Objective.
Return all of the data exactly, with nothing left out but the pictures.

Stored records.
◆ ◆ ◆ ◆ ◆ ◆ ◆

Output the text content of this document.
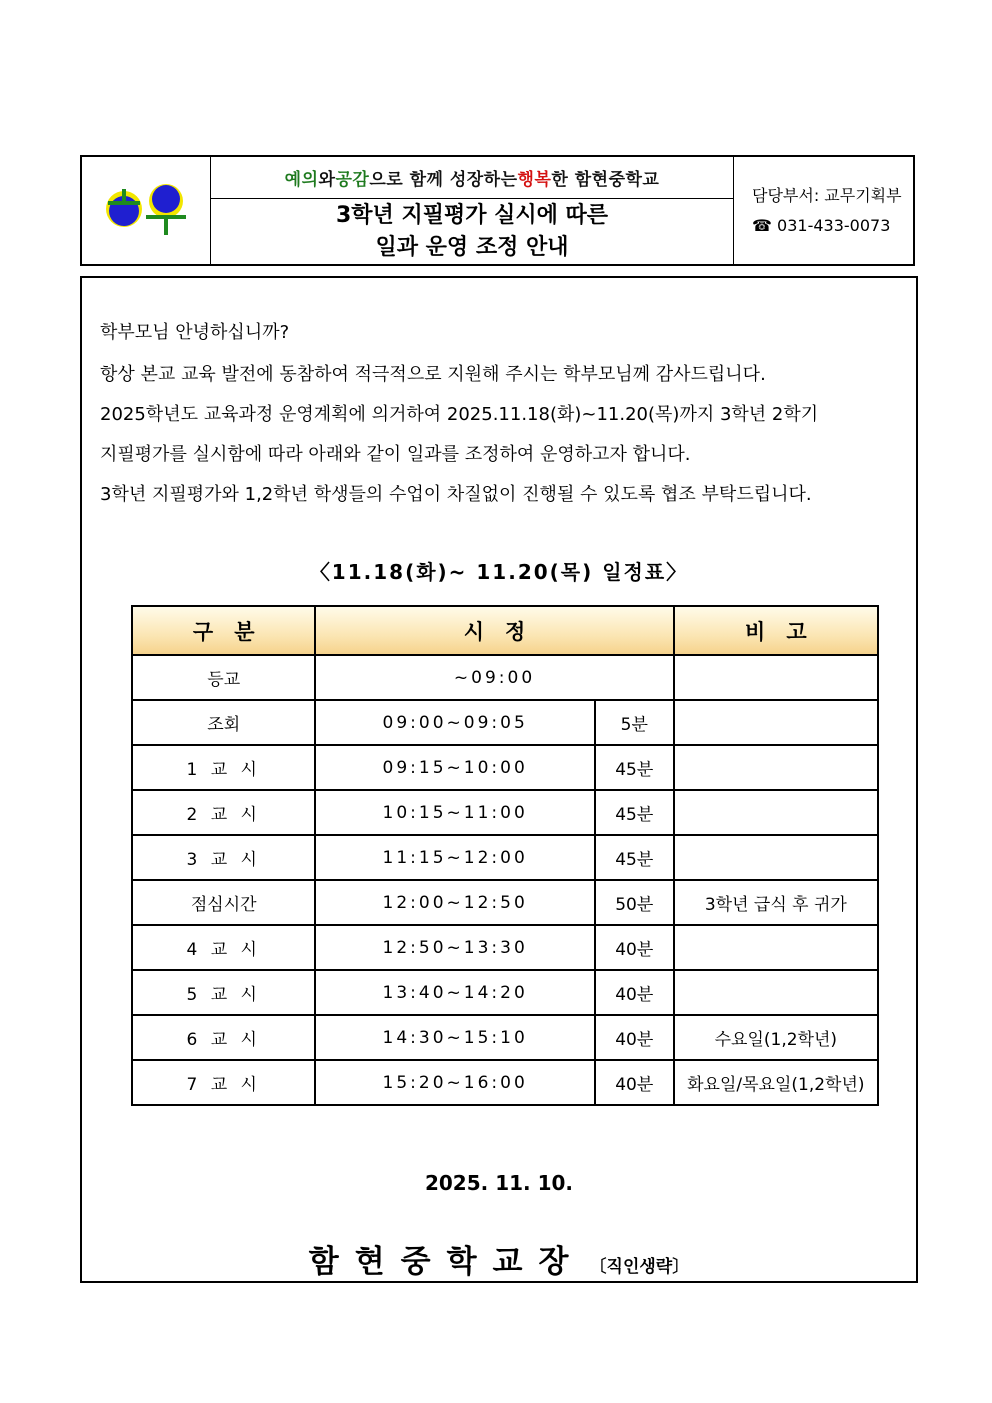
예의 와 공감 으로 함께 성장하는 행복 한 함현중학교
3학년 지필평가 실시에 따른
일과 운영 조정 안내
담당부서: 교무기획부
☎ 031-433-0073
학부모님 안녕하십니까?
항상 본교 교육 발전에 동참하여 적극적으로 지원해 주시는 학부모님께 감사드립니다.
2025학년도 교육과정 운영계획에 의거하여 2025.11.18(화)~11.20(목)까지 3학년 2학기
지필평가를 실시함에 따라 아래와 같이 일과를 조정하여 운영하고자 합니다.
3학년 지필평가와 1,2학년 학생들의 수업이 차질없이 진행될 수 있도록 협조 부탁드립니다.
〈11.18(화)~ 11.20(목) 일정표〉
구　분	시　정		비　고
등교	~09:00		
조회	09:00~09:05	5분	
1 교 시	09:15~10:00	45분	
2 교 시	10:15~11:00	45분	
3 교 시	11:15~12:00	45분	
점심시간	12:00~12:50	50분	3학년 급식 후 귀가
4 교 시	12:50~13:30	40분	
5 교 시	13:40~14:20	40분	
6 교 시	14:30~15:10	40분	수요일(1,2학년)
7 교 시	15:20~16:00	40분	화요일/목요일(1,2학년)
2025. 11. 10.
함현중학교장 〔직인생략〕
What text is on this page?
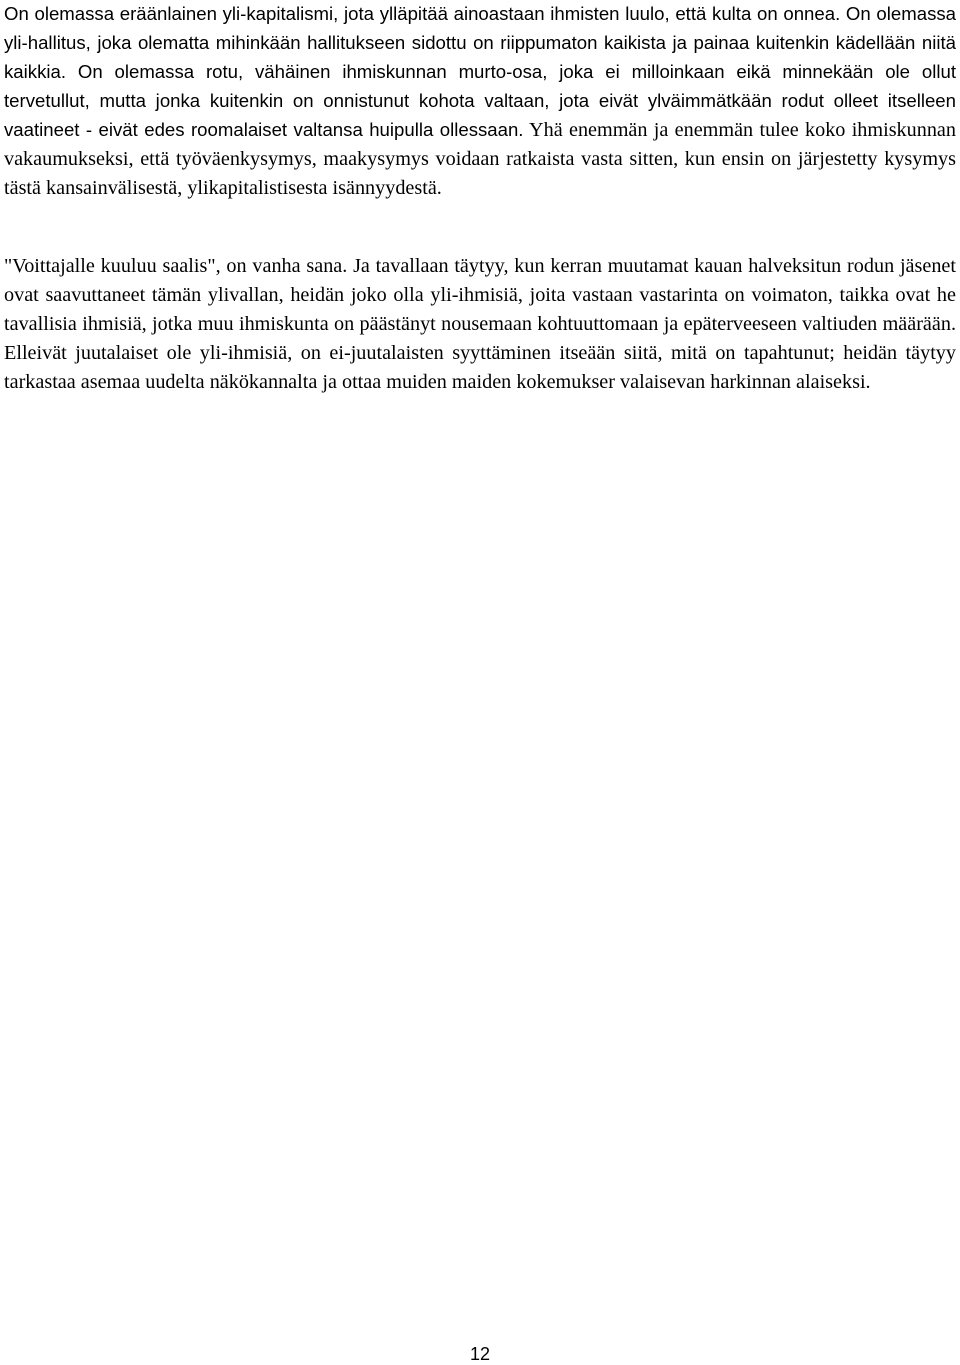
On olemassa eräänlainen yli-kapitalismi, jota ylläpitää ainoastaan ihmisten luulo, että kulta on onnea. On olemassa yli-hallitus, joka olematta mihinkään hallitukseen sidottu on riippumaton kaikista ja painaa kuitenkin kädellään niitä kaikkia. On olemassa rotu, vähäinen ihmiskunnan murto-osa, joka ei milloinkaan eikä minnekään ole ollut tervetullut, mutta jonka kuitenkin on onnistunut kohota valtaan, jota eivät ylväimmätkään rodut olleet itselleen vaatineet - eivät edes roomalaiset valtansa huipulla ollessaan. Yhä enemmän ja enemmän tulee koko ihmiskunnan vakaumukseksi, että työväenkysymys, maakysymys voidaan ratkaista vasta sitten, kun ensin on järjestetty kysymys tästä kansainvälisestä, ylikapitalistisesta isännyydestä.

"Voittajalle kuuluu saalis", on vanha sana. Ja tavallaan täytyy, kun kerran muutamat kauan halveksitun rodun jäsenet ovat saavuttaneet tämän ylivallan, heidän joko olla yli-ihmisiä, joita vastaan vastarinta on voimaton, taikka ovat he tavallisia ihmisiä, jotka muu ihmiskunta on päästänyt nousemaan kohtuuttomaan ja epäterveeseen valtiuden määrään. Elleivät juutalaiset ole yli-ihmisiä, on ei-juutalaisten syyttäminen itseään siitä, mitä on tapahtunut; heidän täytyy tarkastaa asemaa uudelta näkökannalta ja ottaa muiden maiden kokemukser valaisevan harkinnan alaiseksi.

12
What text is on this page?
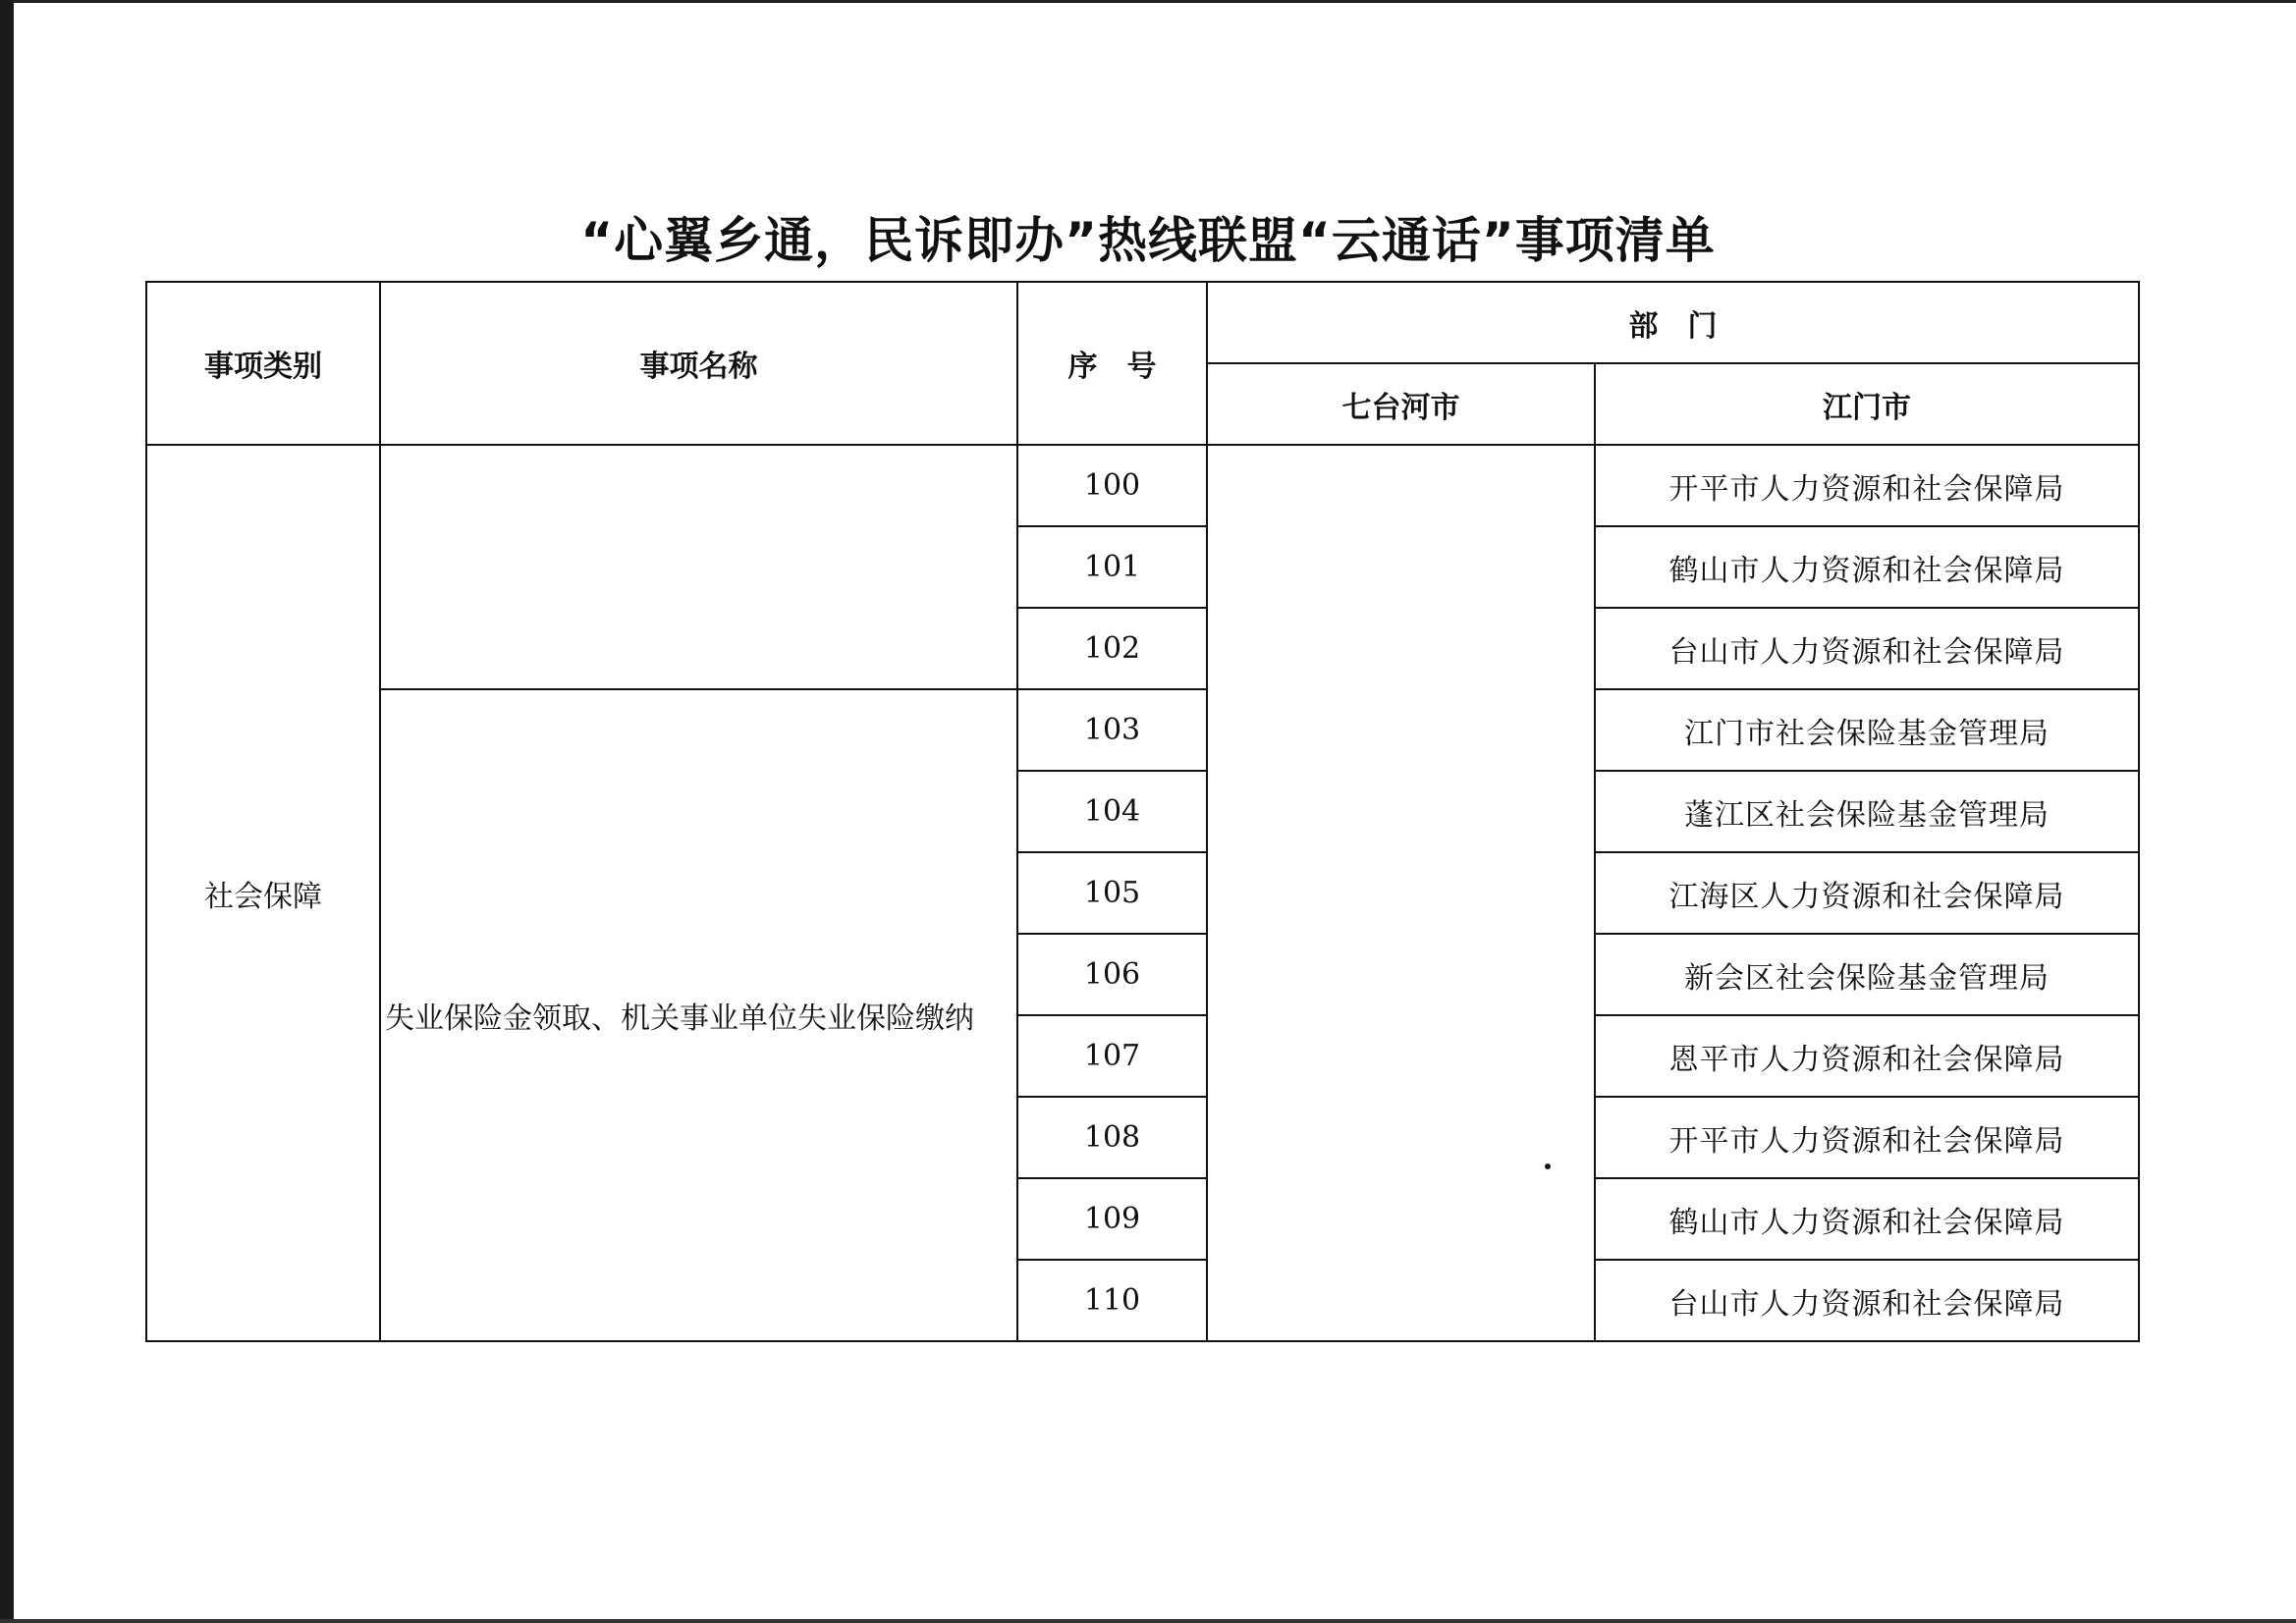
“心翼乡通，民诉即办”热线联盟“云通话”事项清单
事项类别	事项名称	序　号	部　门	
			七台河市	江门市
社会保障		100		开平市人力资源和社会保障局
		101		鹤山市人力资源和社会保障局
		102		台山市人力资源和社会保障局
	失业保险金领取、机关事业单位失业保险缴纳	103		江门市社会保险基金管理局
		104		蓬江区社会保险基金管理局
		105		江海区人力资源和社会保障局
		106		新会区社会保险基金管理局
		107		恩平市人力资源和社会保障局
		108		开平市人力资源和社会保障局
		109		鹤山市人力资源和社会保障局
		110		台山市人力资源和社会保障局
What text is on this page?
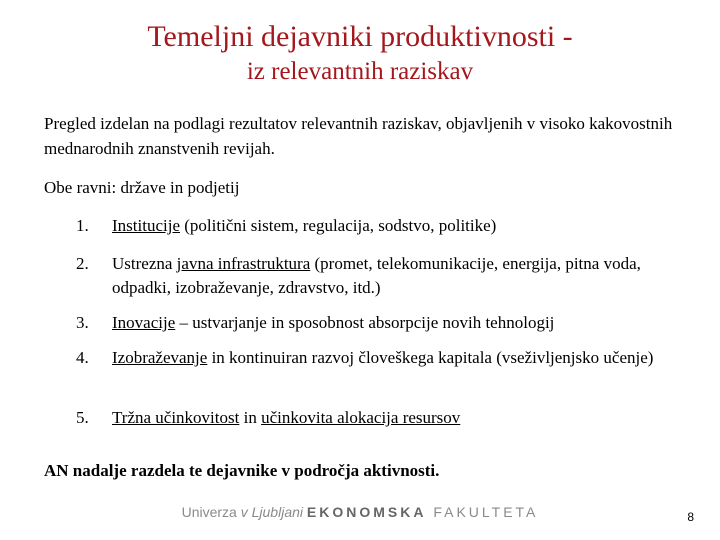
Temeljni dejavniki produktivnosti -
iz relevantnih raziskav
Pregled izdelan na podlagi rezultatov relevantnih raziskav, objavljenih v visoko kakovostnih mednarodnih znanstvenih revijah.
Obe ravni: države in podjetij
1. Institucije (politični sistem, regulacija, sodstvo, politike)
2. Ustrezna javna infrastruktura (promet, telekomunikacije, energija, pitna voda, odpadki, izobraževanje, zdravstvo, itd.)
3. Inovacije – ustvarjanje in sposobnost absorpcije novih tehnologij
4. Izobraževanje in kontinuiran razvoj človeškega kapitala (vseživljenjsko učenje)
5. Tržna učinkovitost in učinkovita alokacija resursov
AN nadalje razdela te dejavnike v področja aktivnosti.
Univerza v Ljubljani EKONOMSKA FAKULTETA	8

◆ ◆ ◆ ◆ ◆ ◆ ◆

Result below.
Output the text content of this document.
예의 와 공감 으로 함께 성장하는 행복 한 함현중학교
3학년 지필평가 실시에 따른
일과 운영 조정 안내
담당부서: 교무기획부
☎ 031-433-0073
학부모님 안녕하십니까?
항상 본교 교육 발전에 동참하여 적극적으로 지원해 주시는 학부모님께 감사드립니다.
2025학년도 교육과정 운영계획에 의거하여 2025.11.18(화)~11.20(목)까지 3학년 2학기
지필평가를 실시함에 따라 아래와 같이 일과를 조정하여 운영하고자 합니다.
3학년 지필평가와 1,2학년 학생들의 수업이 차질없이 진행될 수 있도록 협조 부탁드립니다.
〈11.18(화)~ 11.20(목) 일정표〉
구　분	시　정		비　고
등교	~09:00		
조회	09:00~09:05	5분	
1 교 시	09:15~10:00	45분	
2 교 시	10:15~11:00	45분	
3 교 시	11:15~12:00	45분	
점심시간	12:00~12:50	50분	3학년 급식 후 귀가
4 교 시	12:50~13:30	40분	
5 교 시	13:40~14:20	40분	
6 교 시	14:30~15:10	40분	수요일(1,2학년)
7 교 시	15:20~16:00	40분	화요일/목요일(1,2학년)
2025. 11. 10.
함현중학교장 〔직인생략〕
What text is on this page?
On olemassa eräänlainen yli-kapitalismi, jota ylläpitää ainoastaan ihmisten luulo, että kulta on onnea. On olemassa yli-hallitus, joka olematta mihinkään hallitukseen sidottu on riippumaton kaikista ja painaa kuitenkin kädellään niitä kaikkia. On olemassa rotu, vähäinen ihmiskunnan murto-osa, joka ei milloinkaan eikä minnekään ole ollut tervetullut, mutta jonka kuitenkin on onnistunut kohota valtaan, jota eivät ylväimmätkään rodut olleet itselleen vaatineet - eivät edes roomalaiset valtansa huipulla ollessaan. Yhä enemmän ja enemmän tulee koko ihmiskunnan vakaumukseksi, että työväenkysymys, maakysymys voidaan ratkaista vasta sitten, kun ensin on järjestetty kysymys tästä kansainvälisestä, ylikapitalistisesta isännyydestä.

"Voittajalle kuuluu saalis", on vanha sana. Ja tavallaan täytyy, kun kerran muutamat kauan halveksitun rodun jäsenet ovat saavuttaneet tämän ylivallan, heidän joko olla yli-ihmisiä, joita vastaan vastarinta on voimaton, taikka ovat he tavallisia ihmisiä, jotka muu ihmiskunta on päästänyt nousemaan kohtuuttomaan ja epäterveeseen valtiuden määrään. Elleivät juutalaiset ole yli-ihmisiä, on ei-juutalaisten syyttäminen itseään siitä, mitä on tapahtunut; heidän täytyy tarkastaa asemaa uudelta näkökannalta ja ottaa muiden maiden kokemukser valaisevan harkinnan alaiseksi.

12
What text is on this page?
“心翼乡通，民诉即办”热线联盟“云通话”事项清单
事项类别	事项名称	序　号	部　门	
			七台河市	江门市
社会保障		100		开平市人力资源和社会保障局
		101		鹤山市人力资源和社会保障局
		102		台山市人力资源和社会保障局
	失业保险金领取、机关事业单位失业保险缴纳	103		江门市社会保险基金管理局
		104		蓬江区社会保险基金管理局
		105		江海区人力资源和社会保障局
		106		新会区社会保险基金管理局
		107		恩平市人力资源和社会保障局
		108		开平市人力资源和社会保障局
		109		鹤山市人力资源和社会保障局
		110		台山市人力资源和社会保障局
What text is on this page?
Temeljni dejavniki produktivnosti -
iz relevantnih raziskav
Pregled izdelan na podlagi rezultatov relevantnih raziskav, objavljenih v visoko kakovostnih mednarodnih znanstvenih revijah.
Obe ravni: države in podjetij
1. Institucije (politični sistem, regulacija, sodstvo, politike)
2. Ustrezna javna infrastruktura (promet, telekomunikacije, energija, pitna voda, odpadki, izobraževanje, zdravstvo, itd.)
3. Inovacije – ustvarjanje in sposobnost absorpcije novih tehnologij
4. Izobraževanje in kontinuiran razvoj človeškega kapitala (vseživljenjsko učenje)
5. Tržna učinkovitost in učinkovita alokacija resursov
AN nadalje razdela te dejavnike v področja aktivnosti.
Univerza v Ljubljani EKONOMSKA FAKULTETA	8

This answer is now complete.